§ Set problem
Identify every line containing the word "title" and reproduce each one.

--- begin Data provided ---

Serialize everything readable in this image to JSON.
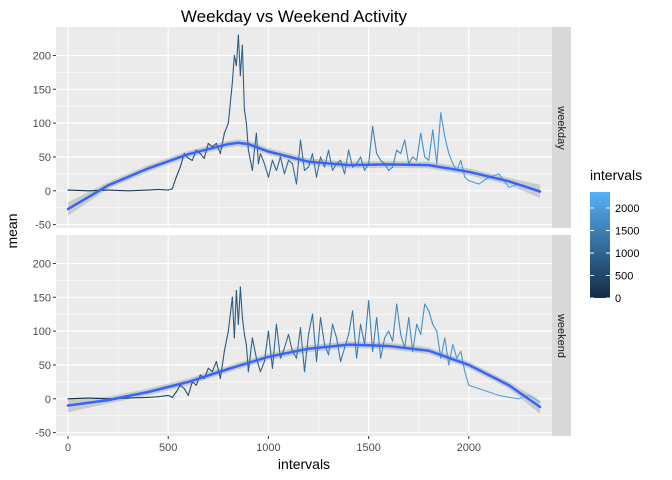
{
  "chart_data": {
    "type": "line",
    "title": "Weekday vs Weekend Activity",
    "xlabel": "intervals",
    "ylabel": "mean",
    "xlim": [
      -60,
      2415
    ],
    "ylim": [
      -55,
      242
    ],
    "x_ticks": [
      0,
      500,
      1000,
      1500,
      2000
    ],
    "y_ticks": [
      -50,
      0,
      50,
      100,
      150,
      200
    ],
    "legend": {
      "title": "intervals",
      "placement": "right",
      "ticks": [
        0,
        500,
        1000,
        1500,
        2000
      ],
      "range": [
        0,
        2355
      ],
      "low_color": "#132B43",
      "high_color": "#56B1F7"
    },
    "smooth_color": "#3366FF",
    "band_color": "#999999",
    "panels": [
      {
        "strip": "weekday",
        "series": {
          "x": [
            0,
            100,
            200,
            300,
            400,
            450,
            500,
            520,
            540,
            560,
            580,
            600,
            620,
            640,
            660,
            680,
            700,
            720,
            740,
            760,
            780,
            800,
            820,
            830,
            840,
            850,
            860,
            870,
            880,
            890,
            900,
            910,
            920,
            930,
            940,
            950,
            960,
            980,
            1000,
            1020,
            1040,
            1060,
            1080,
            1100,
            1120,
            1140,
            1160,
            1180,
            1200,
            1220,
            1240,
            1260,
            1280,
            1300,
            1320,
            1340,
            1360,
            1380,
            1400,
            1420,
            1440,
            1460,
            1480,
            1500,
            1520,
            1540,
            1560,
            1580,
            1600,
            1620,
            1640,
            1660,
            1680,
            1700,
            1720,
            1740,
            1760,
            1780,
            1800,
            1820,
            1840,
            1860,
            1880,
            1900,
            1920,
            1940,
            1960,
            1980,
            2000,
            2050,
            2100,
            2150,
            2200,
            2250,
            2300,
            2355
          ],
          "y": [
            1,
            0,
            1,
            0,
            1,
            2,
            1,
            3,
            20,
            35,
            55,
            48,
            45,
            60,
            55,
            48,
            70,
            65,
            70,
            55,
            85,
            100,
            160,
            200,
            185,
            230,
            170,
            215,
            120,
            100,
            60,
            45,
            30,
            60,
            85,
            40,
            55,
            40,
            20,
            45,
            30,
            50,
            25,
            45,
            40,
            10,
            75,
            30,
            35,
            55,
            20,
            50,
            35,
            60,
            30,
            40,
            45,
            25,
            60,
            35,
            40,
            50,
            30,
            40,
            95,
            55,
            45,
            40,
            30,
            35,
            60,
            55,
            75,
            40,
            50,
            45,
            85,
            50,
            45,
            90,
            40,
            115,
            80,
            55,
            40,
            30,
            45,
            20,
            15,
            10,
            20,
            25,
            5,
            10,
            5,
            0
          ]
        },
        "smooth": {
          "x": [
            0,
            200,
            400,
            600,
            800,
            850,
            900,
            1000,
            1200,
            1400,
            1600,
            1800,
            2000,
            2200,
            2355
          ],
          "y": [
            -27,
            8,
            33,
            54,
            69,
            71,
            69,
            58,
            43,
            38,
            39,
            38,
            28,
            14,
            -1
          ]
        }
      },
      {
        "strip": "weekend",
        "series": {
          "x": [
            0,
            100,
            200,
            300,
            400,
            450,
            500,
            520,
            540,
            560,
            580,
            600,
            620,
            640,
            660,
            680,
            700,
            720,
            740,
            760,
            780,
            800,
            820,
            830,
            840,
            850,
            860,
            870,
            880,
            890,
            900,
            920,
            940,
            960,
            980,
            1000,
            1020,
            1040,
            1060,
            1080,
            1100,
            1120,
            1140,
            1160,
            1180,
            1200,
            1220,
            1240,
            1260,
            1280,
            1300,
            1320,
            1340,
            1360,
            1380,
            1400,
            1420,
            1440,
            1460,
            1480,
            1500,
            1520,
            1540,
            1560,
            1580,
            1600,
            1620,
            1640,
            1660,
            1680,
            1700,
            1720,
            1740,
            1760,
            1780,
            1800,
            1820,
            1840,
            1860,
            1880,
            1900,
            1920,
            1940,
            1960,
            1980,
            2000,
            2050,
            2100,
            2150,
            2200,
            2250,
            2300,
            2355
          ],
          "y": [
            0,
            1,
            0,
            1,
            2,
            3,
            5,
            2,
            10,
            20,
            15,
            5,
            25,
            20,
            35,
            30,
            45,
            40,
            55,
            30,
            70,
            100,
            150,
            90,
            160,
            110,
            165,
            120,
            95,
            80,
            40,
            90,
            60,
            40,
            55,
            100,
            45,
            110,
            60,
            75,
            95,
            70,
            60,
            105,
            40,
            95,
            125,
            55,
            120,
            80,
            65,
            110,
            90,
            55,
            75,
            95,
            130,
            60,
            110,
            80,
            145,
            70,
            120,
            60,
            90,
            100,
            85,
            140,
            95,
            75,
            120,
            70,
            110,
            95,
            140,
            130,
            110,
            100,
            60,
            90,
            50,
            80,
            60,
            70,
            40,
            20,
            15,
            10,
            5,
            2,
            0,
            5,
            -5
          ]
        },
        "smooth": {
          "x": [
            0,
            200,
            400,
            600,
            800,
            1000,
            1200,
            1400,
            1600,
            1800,
            2000,
            2200,
            2355
          ],
          "y": [
            -10,
            -2,
            10,
            25,
            44,
            62,
            74,
            80,
            78,
            71,
            50,
            20,
            -12
          ]
        }
      }
    ]
  }
}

--- end Data provided ---

§ Final result
    "title": "Weekday vs Weekend Activity",
      "title": "intervals",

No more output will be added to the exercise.